::: Data to use

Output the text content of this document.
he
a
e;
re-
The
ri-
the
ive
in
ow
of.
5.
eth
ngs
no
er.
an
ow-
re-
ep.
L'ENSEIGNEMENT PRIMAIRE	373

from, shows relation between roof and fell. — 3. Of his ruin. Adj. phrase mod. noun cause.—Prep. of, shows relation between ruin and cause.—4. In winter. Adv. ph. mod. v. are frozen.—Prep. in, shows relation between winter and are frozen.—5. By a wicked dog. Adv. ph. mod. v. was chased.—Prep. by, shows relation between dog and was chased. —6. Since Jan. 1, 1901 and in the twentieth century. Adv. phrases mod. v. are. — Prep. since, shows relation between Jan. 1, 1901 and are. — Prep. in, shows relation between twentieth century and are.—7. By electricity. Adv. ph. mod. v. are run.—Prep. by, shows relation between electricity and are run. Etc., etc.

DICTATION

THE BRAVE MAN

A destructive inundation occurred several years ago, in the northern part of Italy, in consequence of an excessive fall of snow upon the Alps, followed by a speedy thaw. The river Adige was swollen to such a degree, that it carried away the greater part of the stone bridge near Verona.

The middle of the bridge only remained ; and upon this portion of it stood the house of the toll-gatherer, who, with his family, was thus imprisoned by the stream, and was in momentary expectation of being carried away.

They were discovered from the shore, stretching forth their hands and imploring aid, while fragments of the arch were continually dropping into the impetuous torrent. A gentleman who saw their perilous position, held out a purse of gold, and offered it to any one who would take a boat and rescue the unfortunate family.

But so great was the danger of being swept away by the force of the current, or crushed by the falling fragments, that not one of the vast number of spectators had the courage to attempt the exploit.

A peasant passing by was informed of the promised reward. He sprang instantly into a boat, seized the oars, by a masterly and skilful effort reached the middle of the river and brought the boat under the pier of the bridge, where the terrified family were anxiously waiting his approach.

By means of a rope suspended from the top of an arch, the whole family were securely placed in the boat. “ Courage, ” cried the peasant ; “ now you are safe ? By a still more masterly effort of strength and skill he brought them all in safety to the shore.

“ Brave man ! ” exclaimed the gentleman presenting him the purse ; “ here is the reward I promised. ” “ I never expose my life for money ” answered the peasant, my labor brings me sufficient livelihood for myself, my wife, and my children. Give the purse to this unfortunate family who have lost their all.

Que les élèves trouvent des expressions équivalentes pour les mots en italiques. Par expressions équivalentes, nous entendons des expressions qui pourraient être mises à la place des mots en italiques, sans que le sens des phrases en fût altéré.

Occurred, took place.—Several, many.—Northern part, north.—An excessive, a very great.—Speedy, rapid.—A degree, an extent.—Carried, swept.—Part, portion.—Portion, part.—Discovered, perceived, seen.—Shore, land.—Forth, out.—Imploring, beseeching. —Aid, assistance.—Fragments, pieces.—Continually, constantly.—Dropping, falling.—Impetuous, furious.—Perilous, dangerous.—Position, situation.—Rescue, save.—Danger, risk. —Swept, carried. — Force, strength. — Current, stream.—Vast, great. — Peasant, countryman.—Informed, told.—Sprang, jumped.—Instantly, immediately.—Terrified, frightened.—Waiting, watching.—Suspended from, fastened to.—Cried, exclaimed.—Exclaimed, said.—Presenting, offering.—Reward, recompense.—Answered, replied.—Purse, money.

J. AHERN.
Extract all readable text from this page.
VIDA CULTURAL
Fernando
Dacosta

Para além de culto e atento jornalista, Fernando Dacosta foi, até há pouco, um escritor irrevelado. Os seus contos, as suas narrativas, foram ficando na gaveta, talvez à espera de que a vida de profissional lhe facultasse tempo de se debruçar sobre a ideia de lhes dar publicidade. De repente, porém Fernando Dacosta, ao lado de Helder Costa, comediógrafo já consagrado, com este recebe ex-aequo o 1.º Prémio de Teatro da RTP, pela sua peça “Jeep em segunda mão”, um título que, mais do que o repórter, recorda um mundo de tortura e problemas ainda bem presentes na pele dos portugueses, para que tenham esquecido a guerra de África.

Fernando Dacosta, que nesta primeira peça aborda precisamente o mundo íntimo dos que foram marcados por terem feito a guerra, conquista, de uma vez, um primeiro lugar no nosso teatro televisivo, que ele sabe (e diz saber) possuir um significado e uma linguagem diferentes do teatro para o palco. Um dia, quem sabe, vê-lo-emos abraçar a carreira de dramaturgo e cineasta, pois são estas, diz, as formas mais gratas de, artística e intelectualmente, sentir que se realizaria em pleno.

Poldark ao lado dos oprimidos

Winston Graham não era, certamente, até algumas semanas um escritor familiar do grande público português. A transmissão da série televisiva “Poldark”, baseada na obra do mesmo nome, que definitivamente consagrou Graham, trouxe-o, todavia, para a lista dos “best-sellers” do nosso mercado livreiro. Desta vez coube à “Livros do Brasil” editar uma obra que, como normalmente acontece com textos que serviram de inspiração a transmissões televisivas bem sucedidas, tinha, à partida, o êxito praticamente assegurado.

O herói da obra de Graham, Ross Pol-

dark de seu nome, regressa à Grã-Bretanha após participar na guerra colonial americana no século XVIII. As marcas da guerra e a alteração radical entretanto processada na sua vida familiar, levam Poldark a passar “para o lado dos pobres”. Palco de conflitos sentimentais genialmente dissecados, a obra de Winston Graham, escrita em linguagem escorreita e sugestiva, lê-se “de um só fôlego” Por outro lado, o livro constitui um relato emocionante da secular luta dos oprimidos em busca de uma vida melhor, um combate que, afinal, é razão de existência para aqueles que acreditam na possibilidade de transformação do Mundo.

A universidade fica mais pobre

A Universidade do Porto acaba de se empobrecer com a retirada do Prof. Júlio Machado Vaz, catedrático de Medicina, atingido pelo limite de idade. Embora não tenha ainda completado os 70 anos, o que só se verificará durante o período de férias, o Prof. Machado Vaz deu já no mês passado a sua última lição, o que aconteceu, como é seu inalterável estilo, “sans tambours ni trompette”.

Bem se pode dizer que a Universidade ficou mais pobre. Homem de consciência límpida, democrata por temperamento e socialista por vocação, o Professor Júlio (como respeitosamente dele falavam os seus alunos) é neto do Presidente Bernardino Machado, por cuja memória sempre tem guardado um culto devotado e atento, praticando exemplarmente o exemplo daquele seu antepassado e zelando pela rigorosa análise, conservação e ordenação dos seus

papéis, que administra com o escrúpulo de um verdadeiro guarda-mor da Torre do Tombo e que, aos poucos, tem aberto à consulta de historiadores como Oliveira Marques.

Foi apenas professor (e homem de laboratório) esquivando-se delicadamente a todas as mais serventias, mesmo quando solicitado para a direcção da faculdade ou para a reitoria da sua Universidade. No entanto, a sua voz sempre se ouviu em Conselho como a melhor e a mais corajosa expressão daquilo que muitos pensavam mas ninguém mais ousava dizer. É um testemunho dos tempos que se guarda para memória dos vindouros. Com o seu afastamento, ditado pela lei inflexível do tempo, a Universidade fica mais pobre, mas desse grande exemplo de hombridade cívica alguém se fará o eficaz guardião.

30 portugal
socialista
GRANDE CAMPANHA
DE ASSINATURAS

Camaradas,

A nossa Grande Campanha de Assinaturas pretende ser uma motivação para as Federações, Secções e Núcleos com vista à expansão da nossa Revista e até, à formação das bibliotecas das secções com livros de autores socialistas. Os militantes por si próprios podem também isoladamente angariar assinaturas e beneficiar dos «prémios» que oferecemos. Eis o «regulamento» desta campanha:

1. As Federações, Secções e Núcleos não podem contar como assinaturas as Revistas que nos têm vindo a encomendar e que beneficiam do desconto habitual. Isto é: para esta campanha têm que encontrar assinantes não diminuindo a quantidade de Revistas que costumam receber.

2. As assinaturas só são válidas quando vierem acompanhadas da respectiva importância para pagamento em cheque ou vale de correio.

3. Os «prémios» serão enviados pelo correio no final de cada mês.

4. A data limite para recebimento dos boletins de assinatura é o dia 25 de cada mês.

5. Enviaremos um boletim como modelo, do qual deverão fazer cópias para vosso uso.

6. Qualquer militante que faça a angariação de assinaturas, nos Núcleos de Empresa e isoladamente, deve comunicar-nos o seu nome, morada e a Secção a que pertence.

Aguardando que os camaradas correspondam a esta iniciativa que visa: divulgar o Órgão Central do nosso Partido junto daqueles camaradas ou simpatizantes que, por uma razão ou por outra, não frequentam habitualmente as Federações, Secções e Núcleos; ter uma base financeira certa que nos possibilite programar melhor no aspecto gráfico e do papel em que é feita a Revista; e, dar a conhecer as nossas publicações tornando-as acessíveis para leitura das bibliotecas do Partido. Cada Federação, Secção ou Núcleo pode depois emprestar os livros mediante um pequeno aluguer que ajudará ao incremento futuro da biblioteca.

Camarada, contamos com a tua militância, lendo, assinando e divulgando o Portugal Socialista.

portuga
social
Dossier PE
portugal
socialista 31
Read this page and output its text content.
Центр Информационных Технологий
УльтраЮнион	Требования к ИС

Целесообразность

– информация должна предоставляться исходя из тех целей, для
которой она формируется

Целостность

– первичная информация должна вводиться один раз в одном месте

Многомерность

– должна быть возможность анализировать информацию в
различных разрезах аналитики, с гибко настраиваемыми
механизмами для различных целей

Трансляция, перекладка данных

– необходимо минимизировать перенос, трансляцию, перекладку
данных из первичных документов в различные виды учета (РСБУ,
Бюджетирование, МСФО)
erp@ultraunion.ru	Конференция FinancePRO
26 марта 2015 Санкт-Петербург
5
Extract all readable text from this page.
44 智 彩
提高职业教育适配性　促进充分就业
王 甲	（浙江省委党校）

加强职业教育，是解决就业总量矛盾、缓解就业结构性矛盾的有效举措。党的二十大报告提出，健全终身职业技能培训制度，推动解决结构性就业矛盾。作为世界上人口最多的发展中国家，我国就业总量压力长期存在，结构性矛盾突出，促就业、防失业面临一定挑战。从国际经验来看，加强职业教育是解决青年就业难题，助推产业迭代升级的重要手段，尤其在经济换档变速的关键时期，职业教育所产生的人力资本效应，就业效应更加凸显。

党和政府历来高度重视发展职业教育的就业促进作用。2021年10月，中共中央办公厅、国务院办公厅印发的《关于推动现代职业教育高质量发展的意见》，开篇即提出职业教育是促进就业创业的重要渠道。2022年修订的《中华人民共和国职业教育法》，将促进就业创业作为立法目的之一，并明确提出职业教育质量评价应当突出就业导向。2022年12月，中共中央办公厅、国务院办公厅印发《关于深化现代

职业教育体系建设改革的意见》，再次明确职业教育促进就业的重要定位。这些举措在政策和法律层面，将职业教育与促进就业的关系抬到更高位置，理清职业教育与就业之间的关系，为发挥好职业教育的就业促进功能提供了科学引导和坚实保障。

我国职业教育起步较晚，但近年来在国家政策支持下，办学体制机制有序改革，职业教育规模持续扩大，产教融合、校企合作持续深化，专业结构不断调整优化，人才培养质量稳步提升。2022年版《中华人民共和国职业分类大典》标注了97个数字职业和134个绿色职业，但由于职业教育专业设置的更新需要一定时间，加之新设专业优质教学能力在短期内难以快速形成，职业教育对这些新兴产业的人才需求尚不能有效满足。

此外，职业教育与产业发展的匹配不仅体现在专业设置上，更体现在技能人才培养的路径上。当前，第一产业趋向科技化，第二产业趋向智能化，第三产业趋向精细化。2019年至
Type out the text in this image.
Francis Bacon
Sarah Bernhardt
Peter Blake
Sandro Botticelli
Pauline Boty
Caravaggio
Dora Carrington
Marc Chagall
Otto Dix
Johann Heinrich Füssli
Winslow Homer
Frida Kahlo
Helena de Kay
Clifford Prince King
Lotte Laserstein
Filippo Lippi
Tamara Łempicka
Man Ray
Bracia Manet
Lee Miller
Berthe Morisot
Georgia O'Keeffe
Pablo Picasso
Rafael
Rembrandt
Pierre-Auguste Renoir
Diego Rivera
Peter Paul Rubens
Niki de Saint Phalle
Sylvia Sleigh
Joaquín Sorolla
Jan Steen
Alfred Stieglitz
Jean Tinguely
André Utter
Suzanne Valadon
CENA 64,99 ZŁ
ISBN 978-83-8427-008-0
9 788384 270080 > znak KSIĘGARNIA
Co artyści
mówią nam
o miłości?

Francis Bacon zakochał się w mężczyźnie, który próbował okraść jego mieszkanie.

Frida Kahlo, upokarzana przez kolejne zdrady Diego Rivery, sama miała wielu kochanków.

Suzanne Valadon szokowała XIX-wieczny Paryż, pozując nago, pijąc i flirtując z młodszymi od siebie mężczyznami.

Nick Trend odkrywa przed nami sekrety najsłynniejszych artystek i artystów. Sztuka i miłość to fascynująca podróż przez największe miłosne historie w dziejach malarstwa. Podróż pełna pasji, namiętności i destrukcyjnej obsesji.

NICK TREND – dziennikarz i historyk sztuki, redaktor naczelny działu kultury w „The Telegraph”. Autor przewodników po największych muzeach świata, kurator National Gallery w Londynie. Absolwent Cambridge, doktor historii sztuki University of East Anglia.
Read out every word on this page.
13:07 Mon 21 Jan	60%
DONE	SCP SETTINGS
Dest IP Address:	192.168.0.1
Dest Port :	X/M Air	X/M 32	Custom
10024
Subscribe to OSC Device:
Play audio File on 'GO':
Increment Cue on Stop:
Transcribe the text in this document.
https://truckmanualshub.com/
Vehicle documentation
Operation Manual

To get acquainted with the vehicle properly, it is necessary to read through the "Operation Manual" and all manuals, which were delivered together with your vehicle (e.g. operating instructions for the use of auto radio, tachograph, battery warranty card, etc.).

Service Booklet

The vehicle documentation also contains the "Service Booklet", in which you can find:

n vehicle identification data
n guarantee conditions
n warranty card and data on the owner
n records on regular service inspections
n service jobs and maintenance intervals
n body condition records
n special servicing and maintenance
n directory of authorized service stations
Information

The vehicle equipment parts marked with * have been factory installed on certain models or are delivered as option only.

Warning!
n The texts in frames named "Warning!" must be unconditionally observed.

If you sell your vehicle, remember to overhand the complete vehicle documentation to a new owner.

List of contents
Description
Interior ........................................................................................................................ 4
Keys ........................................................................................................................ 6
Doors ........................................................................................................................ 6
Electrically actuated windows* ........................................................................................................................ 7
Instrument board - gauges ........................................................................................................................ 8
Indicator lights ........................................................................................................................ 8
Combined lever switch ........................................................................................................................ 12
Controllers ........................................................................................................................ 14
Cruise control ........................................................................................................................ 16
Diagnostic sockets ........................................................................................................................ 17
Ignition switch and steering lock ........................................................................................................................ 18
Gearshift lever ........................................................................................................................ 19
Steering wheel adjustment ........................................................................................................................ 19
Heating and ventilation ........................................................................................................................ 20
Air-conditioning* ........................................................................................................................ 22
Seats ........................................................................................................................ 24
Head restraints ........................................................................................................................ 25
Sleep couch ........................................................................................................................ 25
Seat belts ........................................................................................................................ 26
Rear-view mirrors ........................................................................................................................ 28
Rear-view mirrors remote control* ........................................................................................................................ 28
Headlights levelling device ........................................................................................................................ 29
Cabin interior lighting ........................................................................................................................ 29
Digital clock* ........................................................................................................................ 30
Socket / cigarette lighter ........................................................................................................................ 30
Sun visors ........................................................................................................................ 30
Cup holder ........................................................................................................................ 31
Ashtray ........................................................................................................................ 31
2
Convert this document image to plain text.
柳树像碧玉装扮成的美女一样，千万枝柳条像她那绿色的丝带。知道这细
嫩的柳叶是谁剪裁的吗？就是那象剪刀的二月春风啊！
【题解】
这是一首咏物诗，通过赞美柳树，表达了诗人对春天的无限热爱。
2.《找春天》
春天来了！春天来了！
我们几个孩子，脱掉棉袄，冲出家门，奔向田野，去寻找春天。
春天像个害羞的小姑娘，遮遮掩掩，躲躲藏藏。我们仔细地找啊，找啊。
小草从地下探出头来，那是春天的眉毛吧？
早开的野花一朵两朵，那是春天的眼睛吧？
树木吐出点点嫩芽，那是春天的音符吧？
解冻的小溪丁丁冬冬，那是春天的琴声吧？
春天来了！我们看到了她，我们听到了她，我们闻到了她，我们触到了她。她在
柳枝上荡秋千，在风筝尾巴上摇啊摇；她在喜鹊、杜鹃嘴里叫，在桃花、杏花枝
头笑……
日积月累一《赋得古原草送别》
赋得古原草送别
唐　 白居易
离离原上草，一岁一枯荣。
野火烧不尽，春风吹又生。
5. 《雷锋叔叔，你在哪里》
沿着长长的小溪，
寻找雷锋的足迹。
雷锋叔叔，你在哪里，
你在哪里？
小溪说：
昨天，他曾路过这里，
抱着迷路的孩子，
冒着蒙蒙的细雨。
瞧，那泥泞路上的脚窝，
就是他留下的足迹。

::::::

**Work to be completed:** Report how many lines of the records above contain the word "delivered", and give only that number.

**Result of the exercise:** 2